» **GOAL**
Go through the data below. Pull out every line that has the word "control".

(Dataset rows)
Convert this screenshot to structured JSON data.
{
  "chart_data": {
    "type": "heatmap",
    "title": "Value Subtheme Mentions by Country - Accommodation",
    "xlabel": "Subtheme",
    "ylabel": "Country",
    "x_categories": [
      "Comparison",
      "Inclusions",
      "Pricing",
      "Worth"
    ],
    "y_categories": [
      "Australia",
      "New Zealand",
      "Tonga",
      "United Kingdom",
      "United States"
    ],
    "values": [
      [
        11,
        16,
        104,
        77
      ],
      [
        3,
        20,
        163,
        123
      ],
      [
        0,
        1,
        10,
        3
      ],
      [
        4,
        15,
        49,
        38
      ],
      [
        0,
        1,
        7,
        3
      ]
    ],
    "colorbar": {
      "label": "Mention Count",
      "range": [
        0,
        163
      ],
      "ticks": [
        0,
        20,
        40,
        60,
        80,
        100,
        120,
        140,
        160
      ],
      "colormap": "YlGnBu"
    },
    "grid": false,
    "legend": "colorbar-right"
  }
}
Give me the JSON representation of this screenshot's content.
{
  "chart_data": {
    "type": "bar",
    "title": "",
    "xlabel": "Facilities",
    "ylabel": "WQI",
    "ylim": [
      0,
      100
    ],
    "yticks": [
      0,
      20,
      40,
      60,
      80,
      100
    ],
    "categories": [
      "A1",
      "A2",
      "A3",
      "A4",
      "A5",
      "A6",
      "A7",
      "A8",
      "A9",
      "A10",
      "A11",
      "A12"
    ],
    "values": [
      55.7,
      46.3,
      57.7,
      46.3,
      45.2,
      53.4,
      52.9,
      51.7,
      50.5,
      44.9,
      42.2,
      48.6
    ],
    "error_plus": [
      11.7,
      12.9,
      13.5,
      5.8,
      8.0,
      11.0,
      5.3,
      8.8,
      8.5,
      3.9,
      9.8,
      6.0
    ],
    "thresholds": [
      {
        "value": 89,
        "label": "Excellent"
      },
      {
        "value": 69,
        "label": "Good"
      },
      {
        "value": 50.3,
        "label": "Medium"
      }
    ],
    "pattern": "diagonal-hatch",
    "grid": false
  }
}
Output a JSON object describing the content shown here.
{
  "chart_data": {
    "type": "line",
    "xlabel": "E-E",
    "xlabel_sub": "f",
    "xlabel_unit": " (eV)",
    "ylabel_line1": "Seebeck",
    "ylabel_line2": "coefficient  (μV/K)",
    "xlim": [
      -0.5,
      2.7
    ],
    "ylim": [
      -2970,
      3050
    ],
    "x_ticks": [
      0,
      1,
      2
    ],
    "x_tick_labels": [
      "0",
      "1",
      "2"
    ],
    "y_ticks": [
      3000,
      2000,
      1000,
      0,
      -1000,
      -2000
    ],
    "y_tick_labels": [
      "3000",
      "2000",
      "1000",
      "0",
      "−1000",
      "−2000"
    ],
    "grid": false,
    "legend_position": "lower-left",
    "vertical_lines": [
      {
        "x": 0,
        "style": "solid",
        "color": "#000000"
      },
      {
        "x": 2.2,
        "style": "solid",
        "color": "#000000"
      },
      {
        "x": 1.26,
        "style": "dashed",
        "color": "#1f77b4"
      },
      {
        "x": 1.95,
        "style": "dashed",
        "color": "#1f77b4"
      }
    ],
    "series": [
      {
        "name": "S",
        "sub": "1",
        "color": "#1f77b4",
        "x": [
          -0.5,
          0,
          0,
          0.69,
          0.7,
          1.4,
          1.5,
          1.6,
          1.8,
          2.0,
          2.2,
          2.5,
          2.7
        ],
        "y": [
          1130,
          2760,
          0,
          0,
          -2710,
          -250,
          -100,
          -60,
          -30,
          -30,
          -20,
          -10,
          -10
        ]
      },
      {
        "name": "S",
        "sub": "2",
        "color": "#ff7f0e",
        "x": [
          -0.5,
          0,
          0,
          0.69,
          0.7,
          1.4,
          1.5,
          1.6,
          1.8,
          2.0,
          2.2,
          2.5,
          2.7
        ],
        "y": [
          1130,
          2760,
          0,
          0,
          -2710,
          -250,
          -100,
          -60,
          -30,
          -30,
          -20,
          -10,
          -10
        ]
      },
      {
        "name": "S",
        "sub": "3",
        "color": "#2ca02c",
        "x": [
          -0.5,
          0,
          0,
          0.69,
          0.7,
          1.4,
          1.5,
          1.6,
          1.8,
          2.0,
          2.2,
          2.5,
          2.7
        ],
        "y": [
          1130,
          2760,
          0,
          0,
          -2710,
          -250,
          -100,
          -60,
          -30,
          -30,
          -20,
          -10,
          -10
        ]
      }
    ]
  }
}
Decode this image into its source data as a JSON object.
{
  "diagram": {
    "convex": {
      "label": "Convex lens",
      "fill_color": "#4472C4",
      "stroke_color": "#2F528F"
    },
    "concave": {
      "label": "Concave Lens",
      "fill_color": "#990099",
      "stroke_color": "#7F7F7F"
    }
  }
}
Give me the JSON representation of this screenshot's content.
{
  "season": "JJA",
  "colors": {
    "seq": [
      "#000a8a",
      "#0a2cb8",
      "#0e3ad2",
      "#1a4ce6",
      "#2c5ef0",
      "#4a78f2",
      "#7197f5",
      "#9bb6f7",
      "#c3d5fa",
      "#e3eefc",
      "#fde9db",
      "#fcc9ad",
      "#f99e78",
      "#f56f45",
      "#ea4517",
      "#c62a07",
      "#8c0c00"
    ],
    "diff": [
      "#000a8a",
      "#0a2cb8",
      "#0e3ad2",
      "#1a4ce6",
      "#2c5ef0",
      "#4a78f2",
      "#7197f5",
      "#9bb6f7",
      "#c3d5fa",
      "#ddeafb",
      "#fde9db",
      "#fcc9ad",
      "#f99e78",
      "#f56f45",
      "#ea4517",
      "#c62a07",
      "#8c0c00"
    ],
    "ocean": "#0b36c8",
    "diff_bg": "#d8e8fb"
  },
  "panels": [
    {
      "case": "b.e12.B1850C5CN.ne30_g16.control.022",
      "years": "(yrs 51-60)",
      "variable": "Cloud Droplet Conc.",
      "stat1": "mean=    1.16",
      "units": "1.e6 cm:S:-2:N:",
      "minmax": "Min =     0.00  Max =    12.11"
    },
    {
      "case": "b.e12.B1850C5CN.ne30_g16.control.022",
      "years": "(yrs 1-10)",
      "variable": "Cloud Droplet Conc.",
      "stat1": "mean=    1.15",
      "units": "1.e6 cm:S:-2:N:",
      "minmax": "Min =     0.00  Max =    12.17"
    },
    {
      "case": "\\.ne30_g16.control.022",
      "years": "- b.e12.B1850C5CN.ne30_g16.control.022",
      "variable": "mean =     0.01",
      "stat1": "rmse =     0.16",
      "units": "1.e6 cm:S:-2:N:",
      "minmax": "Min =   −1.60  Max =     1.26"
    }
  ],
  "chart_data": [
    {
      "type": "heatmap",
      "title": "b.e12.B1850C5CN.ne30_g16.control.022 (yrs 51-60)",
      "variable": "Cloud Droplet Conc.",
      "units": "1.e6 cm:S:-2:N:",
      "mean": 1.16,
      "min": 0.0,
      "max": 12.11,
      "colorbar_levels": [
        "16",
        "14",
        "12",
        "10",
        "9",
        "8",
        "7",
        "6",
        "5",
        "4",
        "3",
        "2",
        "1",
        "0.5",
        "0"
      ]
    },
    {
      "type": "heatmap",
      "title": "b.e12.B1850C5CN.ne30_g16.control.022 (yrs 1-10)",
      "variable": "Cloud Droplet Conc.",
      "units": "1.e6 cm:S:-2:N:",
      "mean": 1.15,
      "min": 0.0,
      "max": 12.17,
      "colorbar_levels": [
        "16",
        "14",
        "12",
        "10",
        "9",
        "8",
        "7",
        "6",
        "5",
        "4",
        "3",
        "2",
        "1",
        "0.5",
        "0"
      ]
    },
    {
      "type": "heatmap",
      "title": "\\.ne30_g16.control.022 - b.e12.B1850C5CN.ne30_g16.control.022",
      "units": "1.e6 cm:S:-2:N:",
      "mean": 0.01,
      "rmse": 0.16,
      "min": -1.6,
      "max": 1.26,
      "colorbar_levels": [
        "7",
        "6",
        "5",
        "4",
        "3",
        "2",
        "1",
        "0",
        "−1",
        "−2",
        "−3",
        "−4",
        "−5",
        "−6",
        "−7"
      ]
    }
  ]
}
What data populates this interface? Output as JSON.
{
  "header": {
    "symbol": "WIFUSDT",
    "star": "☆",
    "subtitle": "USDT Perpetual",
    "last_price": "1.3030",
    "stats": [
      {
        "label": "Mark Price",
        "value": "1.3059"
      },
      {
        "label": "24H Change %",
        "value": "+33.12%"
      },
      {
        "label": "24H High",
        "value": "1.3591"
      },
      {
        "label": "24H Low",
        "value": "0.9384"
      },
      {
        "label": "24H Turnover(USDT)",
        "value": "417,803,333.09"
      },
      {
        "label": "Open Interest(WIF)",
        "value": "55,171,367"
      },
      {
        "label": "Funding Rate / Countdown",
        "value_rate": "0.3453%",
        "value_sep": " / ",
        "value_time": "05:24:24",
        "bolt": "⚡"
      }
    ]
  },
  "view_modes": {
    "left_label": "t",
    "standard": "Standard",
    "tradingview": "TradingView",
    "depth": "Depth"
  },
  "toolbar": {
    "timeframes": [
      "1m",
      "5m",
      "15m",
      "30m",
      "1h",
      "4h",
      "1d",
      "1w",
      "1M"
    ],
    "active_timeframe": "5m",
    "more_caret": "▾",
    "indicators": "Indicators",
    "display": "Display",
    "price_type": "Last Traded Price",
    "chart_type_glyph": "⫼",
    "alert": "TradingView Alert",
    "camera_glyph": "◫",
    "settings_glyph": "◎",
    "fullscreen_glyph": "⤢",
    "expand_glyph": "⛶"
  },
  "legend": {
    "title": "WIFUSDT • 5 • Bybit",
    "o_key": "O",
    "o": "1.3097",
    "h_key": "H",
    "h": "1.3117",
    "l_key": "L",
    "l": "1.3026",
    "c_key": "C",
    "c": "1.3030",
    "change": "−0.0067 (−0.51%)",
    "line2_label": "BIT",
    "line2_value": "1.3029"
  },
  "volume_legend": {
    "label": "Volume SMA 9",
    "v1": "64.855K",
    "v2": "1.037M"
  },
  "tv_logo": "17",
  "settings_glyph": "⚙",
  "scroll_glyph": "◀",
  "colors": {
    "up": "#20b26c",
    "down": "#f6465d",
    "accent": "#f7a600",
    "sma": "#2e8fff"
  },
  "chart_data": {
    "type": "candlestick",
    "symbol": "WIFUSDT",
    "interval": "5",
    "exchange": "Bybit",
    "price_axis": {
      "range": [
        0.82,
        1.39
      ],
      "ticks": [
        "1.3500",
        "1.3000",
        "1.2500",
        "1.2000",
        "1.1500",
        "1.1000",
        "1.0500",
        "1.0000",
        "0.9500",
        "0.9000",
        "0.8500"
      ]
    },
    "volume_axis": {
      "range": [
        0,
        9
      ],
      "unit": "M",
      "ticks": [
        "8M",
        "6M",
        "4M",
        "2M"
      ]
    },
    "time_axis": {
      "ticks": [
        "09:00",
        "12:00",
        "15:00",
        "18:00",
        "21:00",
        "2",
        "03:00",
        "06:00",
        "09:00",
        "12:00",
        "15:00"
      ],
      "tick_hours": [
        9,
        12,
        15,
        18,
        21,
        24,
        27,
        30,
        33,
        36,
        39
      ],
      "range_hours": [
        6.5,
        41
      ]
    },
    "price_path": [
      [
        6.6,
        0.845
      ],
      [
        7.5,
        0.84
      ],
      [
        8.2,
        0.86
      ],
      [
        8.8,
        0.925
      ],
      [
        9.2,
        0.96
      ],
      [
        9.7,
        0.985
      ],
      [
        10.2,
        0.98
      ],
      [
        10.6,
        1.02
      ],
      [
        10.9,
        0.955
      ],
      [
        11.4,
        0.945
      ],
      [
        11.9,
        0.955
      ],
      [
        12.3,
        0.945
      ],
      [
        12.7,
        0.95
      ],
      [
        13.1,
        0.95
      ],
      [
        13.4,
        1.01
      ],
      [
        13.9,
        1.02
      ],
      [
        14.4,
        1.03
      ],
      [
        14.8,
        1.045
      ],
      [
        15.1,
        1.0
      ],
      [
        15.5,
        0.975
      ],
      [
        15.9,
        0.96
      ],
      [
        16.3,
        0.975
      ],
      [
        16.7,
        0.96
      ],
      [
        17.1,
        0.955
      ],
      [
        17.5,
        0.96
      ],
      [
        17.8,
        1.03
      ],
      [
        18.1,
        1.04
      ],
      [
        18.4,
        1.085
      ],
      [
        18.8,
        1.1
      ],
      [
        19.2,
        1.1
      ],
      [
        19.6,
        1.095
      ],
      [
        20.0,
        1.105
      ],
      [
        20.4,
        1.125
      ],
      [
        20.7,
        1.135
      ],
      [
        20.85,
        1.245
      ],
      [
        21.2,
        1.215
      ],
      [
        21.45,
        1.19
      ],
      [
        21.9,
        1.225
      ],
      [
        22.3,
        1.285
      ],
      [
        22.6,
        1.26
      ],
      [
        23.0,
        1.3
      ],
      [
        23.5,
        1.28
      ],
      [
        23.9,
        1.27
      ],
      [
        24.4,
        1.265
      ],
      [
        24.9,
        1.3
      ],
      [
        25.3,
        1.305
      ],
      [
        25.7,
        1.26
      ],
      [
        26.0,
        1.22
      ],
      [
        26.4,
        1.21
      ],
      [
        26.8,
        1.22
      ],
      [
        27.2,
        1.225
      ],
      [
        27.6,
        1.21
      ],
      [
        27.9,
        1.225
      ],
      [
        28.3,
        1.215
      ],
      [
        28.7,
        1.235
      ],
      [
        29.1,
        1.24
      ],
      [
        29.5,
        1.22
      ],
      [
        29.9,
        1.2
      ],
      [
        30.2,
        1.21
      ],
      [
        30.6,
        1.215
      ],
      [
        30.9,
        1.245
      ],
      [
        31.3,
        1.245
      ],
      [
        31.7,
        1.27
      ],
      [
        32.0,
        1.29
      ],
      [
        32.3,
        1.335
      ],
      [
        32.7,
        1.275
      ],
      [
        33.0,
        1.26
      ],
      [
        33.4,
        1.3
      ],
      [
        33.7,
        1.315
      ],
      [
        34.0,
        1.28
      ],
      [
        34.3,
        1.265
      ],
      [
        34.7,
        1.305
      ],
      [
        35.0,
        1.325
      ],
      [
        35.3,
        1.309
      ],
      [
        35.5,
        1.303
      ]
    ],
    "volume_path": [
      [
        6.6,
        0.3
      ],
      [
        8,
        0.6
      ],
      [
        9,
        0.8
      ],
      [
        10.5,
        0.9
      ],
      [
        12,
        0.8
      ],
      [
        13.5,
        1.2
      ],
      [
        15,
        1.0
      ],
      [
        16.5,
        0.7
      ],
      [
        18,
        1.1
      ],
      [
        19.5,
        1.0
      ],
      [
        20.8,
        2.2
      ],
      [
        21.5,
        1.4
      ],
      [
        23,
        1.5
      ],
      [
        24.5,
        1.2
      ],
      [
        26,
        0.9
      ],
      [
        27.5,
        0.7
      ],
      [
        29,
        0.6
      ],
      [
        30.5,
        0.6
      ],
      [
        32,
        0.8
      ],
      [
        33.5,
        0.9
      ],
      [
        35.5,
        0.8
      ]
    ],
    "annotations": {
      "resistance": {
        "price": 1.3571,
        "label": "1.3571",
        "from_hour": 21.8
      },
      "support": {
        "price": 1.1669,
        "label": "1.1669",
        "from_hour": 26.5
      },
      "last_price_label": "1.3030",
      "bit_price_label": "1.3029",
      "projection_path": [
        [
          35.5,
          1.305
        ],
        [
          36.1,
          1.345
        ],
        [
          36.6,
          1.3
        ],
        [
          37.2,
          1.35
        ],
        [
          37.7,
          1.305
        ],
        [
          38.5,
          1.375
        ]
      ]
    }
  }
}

» **RESULT OF THIS EXERCISE**
      "case": "b.e12.B1850C5CN.ne30_g16.control.022",
      "case": "b.e12.B1850C5CN.ne30_g16.control.022",
      "case": "\\.ne30_g16.control.022",
      "years": "- b.e12.B1850C5CN.ne30_g16.control.022",
      "title": "b.e12.B1850C5CN.ne30_g16.control.022 (yrs 51-60)",
      "title": "b.e12.B1850C5CN.ne30_g16.control.022 (yrs 1-10)",
      "title": "\\.ne30_g16.control.022 - b.e12.B1850C5CN.ne30_g16.control.022",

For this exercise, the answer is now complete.